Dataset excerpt
┌────────
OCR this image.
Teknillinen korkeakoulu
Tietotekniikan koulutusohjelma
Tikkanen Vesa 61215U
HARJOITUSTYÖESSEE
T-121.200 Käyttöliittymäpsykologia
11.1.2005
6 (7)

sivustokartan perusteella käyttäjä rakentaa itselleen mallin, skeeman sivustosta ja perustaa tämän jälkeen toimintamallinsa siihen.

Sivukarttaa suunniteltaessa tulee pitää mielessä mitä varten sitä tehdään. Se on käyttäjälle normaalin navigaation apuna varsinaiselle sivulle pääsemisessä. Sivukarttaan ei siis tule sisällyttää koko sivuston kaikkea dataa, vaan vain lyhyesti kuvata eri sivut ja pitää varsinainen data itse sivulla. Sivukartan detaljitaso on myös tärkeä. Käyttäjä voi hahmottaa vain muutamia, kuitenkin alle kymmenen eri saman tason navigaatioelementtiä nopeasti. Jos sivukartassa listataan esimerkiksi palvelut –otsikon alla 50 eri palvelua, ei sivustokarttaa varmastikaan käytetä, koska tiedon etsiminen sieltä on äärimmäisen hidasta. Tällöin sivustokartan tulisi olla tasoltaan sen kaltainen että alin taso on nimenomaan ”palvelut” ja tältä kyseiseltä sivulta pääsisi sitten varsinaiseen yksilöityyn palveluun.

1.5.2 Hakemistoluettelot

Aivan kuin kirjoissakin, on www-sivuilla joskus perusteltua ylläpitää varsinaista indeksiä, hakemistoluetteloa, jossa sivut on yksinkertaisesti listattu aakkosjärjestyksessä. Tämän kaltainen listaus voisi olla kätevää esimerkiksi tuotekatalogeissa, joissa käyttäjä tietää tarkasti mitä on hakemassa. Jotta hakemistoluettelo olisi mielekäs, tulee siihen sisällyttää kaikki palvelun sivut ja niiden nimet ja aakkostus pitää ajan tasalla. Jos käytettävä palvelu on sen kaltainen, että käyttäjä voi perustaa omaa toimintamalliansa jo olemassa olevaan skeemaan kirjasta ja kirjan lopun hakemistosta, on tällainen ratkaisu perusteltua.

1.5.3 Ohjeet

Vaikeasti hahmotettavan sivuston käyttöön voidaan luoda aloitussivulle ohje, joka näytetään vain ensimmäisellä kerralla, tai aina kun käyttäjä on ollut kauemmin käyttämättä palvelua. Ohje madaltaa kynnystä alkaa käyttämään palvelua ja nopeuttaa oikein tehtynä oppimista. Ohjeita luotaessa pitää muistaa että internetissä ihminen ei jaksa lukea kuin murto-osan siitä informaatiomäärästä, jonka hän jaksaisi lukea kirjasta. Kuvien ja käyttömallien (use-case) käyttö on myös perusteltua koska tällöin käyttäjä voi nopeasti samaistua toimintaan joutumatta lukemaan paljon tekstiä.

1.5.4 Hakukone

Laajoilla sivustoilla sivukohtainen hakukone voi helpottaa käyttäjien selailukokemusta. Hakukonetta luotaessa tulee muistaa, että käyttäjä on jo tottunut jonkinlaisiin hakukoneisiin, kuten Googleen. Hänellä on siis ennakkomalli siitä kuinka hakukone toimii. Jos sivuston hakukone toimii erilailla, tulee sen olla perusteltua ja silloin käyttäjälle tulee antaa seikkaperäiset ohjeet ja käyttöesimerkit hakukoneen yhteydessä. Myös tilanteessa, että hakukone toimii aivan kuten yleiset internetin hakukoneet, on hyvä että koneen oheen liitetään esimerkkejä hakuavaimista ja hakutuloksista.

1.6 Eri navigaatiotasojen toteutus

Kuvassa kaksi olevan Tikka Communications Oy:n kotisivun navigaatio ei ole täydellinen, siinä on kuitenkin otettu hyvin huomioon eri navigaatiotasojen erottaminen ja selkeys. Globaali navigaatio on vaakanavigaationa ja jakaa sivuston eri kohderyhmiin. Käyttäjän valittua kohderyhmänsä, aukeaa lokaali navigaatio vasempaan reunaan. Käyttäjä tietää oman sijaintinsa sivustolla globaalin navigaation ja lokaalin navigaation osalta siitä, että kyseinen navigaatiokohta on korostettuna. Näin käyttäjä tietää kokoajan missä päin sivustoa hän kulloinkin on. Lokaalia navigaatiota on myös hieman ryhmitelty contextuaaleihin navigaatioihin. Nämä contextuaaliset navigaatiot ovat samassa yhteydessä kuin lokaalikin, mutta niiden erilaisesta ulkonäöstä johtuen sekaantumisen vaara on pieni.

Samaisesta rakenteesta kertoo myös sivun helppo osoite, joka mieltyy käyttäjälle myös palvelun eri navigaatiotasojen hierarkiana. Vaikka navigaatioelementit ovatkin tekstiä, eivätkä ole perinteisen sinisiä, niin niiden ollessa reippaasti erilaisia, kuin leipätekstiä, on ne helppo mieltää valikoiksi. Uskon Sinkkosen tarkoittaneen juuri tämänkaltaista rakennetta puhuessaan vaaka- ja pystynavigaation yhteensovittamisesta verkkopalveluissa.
└────────
┌────────
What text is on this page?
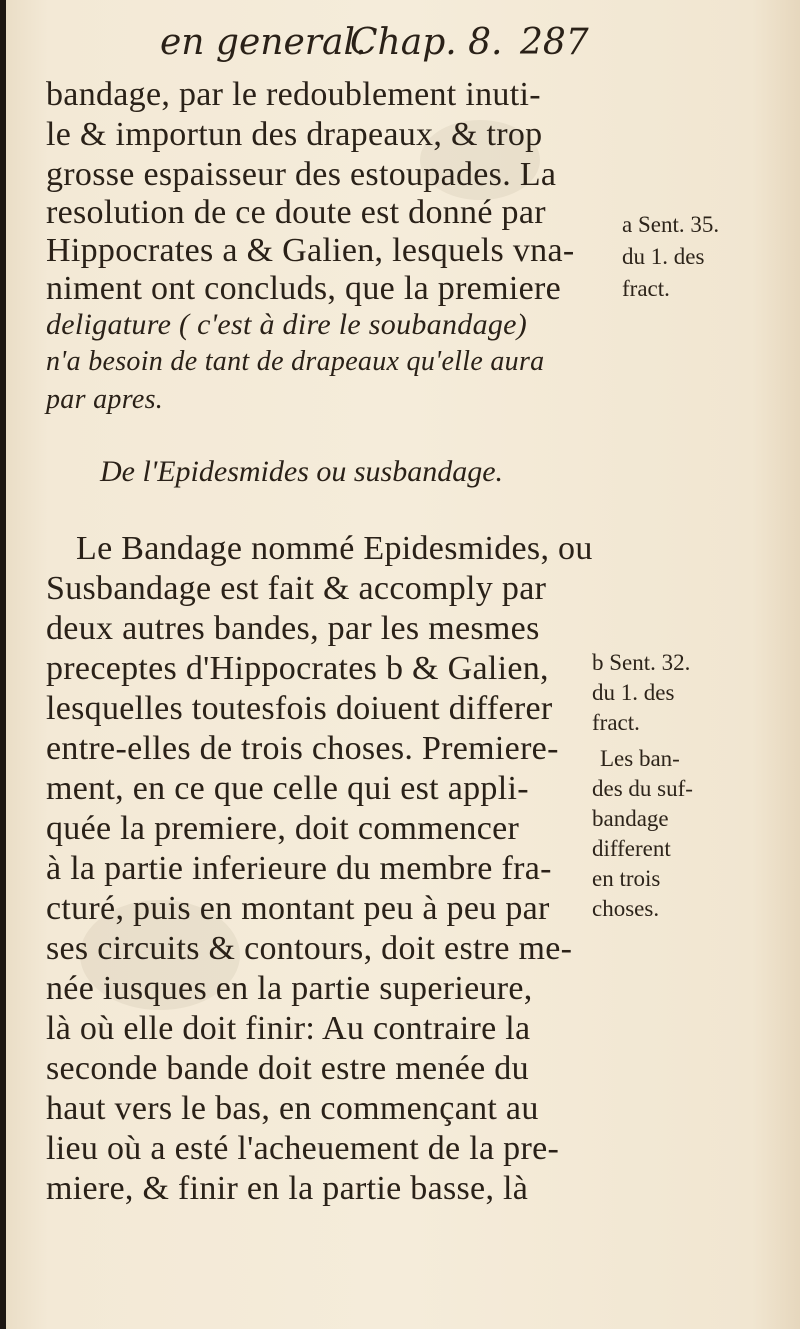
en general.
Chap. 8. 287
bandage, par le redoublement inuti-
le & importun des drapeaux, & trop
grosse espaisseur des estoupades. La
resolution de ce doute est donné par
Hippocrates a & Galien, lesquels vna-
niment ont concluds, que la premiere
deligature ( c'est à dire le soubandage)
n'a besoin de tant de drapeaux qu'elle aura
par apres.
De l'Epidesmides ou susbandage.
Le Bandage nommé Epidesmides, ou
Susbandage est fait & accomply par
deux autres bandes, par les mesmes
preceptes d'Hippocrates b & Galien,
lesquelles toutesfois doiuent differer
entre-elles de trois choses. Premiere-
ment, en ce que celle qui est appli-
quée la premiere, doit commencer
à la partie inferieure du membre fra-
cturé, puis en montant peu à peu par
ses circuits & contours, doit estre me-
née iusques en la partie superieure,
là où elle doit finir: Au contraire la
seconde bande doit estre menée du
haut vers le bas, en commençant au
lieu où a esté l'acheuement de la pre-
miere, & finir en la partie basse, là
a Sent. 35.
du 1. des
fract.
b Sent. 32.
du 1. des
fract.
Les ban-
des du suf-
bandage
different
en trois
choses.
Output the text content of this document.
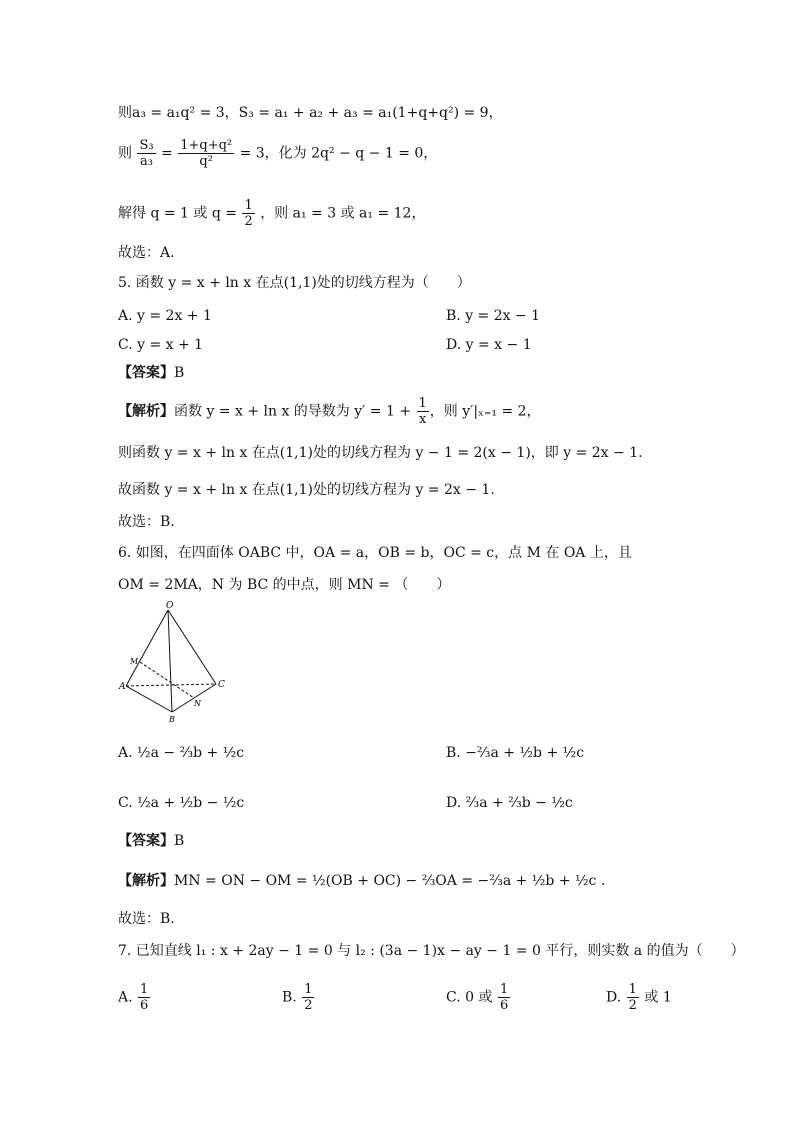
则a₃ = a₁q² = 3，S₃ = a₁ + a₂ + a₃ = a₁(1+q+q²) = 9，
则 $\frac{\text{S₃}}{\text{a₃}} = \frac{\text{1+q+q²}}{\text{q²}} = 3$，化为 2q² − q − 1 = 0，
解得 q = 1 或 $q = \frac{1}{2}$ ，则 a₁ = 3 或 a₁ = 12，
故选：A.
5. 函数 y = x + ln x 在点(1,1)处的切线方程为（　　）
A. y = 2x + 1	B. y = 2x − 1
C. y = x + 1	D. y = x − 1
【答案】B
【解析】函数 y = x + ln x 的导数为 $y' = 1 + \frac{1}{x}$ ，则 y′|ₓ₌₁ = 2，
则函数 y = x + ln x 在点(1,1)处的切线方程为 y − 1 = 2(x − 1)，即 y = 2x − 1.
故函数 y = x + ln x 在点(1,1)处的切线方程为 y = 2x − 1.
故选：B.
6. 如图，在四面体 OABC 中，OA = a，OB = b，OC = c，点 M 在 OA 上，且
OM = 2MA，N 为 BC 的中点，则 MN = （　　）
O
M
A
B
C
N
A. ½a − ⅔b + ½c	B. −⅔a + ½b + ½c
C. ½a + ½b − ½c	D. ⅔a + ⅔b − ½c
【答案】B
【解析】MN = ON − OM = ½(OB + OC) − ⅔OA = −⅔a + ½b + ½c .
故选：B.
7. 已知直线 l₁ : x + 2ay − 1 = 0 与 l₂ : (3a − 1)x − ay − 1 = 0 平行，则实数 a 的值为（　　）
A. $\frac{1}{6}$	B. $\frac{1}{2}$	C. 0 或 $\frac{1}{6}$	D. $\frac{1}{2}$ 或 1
└────────
Which lines in the records above contain the string "perustaa"? Copy each one.

• **Response**:
sivustokartan perusteella käyttäjä rakentaa itselleen mallin, skeeman sivustosta ja perustaa tämän jälkeen toimintamallinsa siihen.
Aivan kuin kirjoissakin, on www-sivuilla joskus perusteltua ylläpitää varsinaista indeksiä, hakemistoluetteloa, jossa sivut on yksinkertaisesti listattu aakkosjärjestyksessä. Tämän kaltainen listaus voisi olla kätevää esimerkiksi tuotekatalogeissa, joissa käyttäjä tietää tarkasti mitä on hakemassa. Jotta hakemistoluettelo olisi mielekäs, tulee siihen sisällyttää kaikki palvelun sivut ja niiden nimet ja aakkostus pitää ajan tasalla. Jos käytettävä palvelu on sen kaltainen, että käyttäjä voi perustaa omaa toimintamalliansa jo olemassa olevaan skeemaan kirjasta ja kirjan lopun hakemistosta, on tällainen ratkaisu perusteltua.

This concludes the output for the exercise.